▶ _Objective_:
In the records that follow, locate every line with "lingvistice" and extract it.

-- Start Data for processing --

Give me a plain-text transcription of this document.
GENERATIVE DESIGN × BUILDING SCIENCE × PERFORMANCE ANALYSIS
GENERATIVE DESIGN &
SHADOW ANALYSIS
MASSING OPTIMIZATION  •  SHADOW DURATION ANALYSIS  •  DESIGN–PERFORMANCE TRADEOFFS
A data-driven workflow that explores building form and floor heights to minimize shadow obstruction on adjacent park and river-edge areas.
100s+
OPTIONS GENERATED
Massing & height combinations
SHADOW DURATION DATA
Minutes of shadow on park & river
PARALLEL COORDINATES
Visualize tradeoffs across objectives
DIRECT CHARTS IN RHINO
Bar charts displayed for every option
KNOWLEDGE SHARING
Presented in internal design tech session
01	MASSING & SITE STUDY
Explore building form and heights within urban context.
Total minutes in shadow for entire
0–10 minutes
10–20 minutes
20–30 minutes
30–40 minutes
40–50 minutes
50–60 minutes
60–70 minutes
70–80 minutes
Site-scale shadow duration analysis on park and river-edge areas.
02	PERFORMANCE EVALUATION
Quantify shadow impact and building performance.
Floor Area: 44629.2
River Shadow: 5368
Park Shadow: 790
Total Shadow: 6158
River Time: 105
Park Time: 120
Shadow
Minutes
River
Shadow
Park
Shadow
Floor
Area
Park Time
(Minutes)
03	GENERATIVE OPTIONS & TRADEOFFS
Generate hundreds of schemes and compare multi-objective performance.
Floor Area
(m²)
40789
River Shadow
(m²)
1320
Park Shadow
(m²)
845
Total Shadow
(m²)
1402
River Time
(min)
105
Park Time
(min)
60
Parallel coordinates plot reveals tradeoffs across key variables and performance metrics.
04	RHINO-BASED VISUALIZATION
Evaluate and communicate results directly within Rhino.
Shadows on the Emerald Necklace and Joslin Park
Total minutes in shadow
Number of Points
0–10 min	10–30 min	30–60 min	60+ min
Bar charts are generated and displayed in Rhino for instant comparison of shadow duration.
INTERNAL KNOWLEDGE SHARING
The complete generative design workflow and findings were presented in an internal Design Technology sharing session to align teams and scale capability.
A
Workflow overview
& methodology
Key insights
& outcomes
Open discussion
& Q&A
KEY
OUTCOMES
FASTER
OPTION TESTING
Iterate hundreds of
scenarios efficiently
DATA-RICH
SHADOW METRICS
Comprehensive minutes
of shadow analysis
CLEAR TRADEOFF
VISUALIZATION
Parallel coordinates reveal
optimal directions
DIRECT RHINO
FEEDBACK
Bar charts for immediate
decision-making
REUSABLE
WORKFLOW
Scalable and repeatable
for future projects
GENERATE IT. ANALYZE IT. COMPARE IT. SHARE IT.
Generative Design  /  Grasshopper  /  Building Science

-- End Data for processing --
-- Start Data for processing --

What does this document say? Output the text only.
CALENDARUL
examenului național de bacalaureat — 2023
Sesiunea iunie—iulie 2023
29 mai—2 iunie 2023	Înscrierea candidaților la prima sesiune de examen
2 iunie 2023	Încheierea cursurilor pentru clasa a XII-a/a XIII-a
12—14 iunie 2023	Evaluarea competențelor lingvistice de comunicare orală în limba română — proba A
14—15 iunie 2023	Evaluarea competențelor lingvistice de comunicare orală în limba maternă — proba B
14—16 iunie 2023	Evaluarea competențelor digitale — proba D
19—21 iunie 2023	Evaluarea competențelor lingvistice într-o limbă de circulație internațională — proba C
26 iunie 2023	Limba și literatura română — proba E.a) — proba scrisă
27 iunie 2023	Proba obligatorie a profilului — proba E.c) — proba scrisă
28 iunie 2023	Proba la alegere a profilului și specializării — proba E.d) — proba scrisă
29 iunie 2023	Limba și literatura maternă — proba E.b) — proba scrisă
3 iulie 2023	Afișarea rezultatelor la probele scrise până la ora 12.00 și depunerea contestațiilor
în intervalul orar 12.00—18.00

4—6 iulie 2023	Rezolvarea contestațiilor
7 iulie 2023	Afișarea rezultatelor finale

-- End Data for processing --
-- Start Data for processing --

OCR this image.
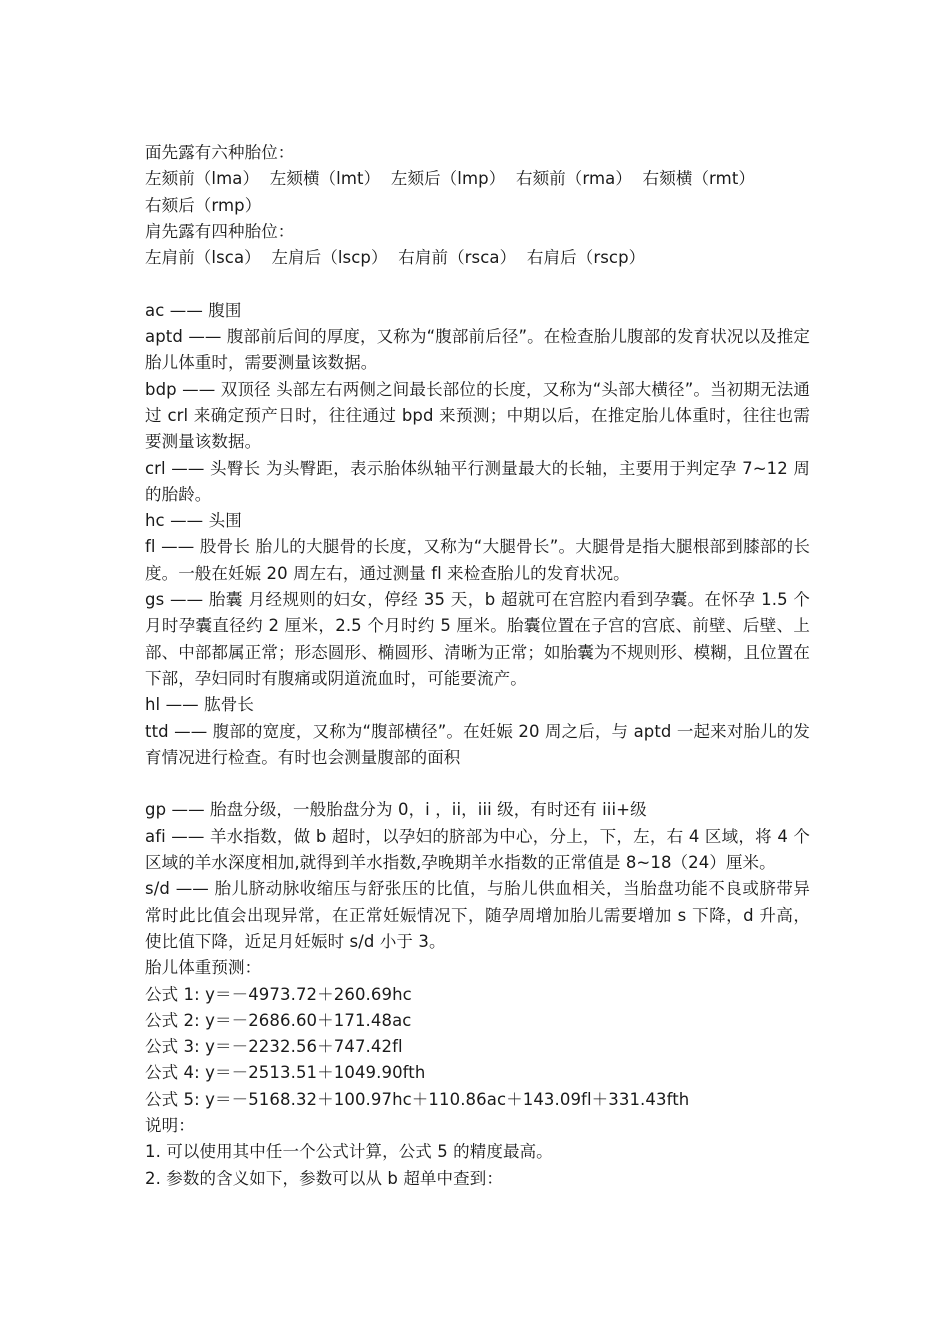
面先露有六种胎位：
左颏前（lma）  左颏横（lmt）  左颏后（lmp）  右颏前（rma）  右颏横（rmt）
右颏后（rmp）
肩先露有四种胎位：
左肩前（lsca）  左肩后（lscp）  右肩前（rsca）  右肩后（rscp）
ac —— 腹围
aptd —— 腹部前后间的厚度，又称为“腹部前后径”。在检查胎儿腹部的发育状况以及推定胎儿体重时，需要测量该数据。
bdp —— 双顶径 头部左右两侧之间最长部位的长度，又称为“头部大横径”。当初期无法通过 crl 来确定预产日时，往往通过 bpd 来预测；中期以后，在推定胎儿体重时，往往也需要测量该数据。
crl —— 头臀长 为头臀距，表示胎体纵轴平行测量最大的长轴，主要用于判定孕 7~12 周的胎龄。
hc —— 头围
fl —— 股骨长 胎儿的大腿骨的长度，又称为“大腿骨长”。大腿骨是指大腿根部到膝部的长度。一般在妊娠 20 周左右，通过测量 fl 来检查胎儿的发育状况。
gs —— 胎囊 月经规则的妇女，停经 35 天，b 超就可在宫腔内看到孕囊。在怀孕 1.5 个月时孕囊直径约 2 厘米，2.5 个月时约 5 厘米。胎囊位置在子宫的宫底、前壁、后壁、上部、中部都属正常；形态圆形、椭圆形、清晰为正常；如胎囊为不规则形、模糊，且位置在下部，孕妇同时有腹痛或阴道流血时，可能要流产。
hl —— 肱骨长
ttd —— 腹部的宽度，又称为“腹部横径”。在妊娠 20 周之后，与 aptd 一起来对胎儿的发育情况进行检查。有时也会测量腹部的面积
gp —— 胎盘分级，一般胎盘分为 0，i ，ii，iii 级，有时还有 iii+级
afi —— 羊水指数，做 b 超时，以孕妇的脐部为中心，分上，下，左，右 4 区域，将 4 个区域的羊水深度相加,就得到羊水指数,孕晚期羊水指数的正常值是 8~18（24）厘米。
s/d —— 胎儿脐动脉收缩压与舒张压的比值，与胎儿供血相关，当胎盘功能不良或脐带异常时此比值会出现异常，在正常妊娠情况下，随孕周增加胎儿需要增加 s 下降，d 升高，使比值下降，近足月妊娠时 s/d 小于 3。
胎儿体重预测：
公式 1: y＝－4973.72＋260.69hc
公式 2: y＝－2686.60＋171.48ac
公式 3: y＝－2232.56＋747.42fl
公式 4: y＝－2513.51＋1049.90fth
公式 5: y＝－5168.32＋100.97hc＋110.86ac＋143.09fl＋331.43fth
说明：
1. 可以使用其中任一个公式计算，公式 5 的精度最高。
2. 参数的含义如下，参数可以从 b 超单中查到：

-- End Data for processing --

▶ _Task solution_:
12—14 iunie 2023	Evaluarea competențelor lingvistice de comunicare orală în limba română — proba A
14—15 iunie 2023	Evaluarea competențelor lingvistice de comunicare orală în limba maternă — proba B
19—21 iunie 2023	Evaluarea competențelor lingvistice într-o limbă de circulație internațională — proba C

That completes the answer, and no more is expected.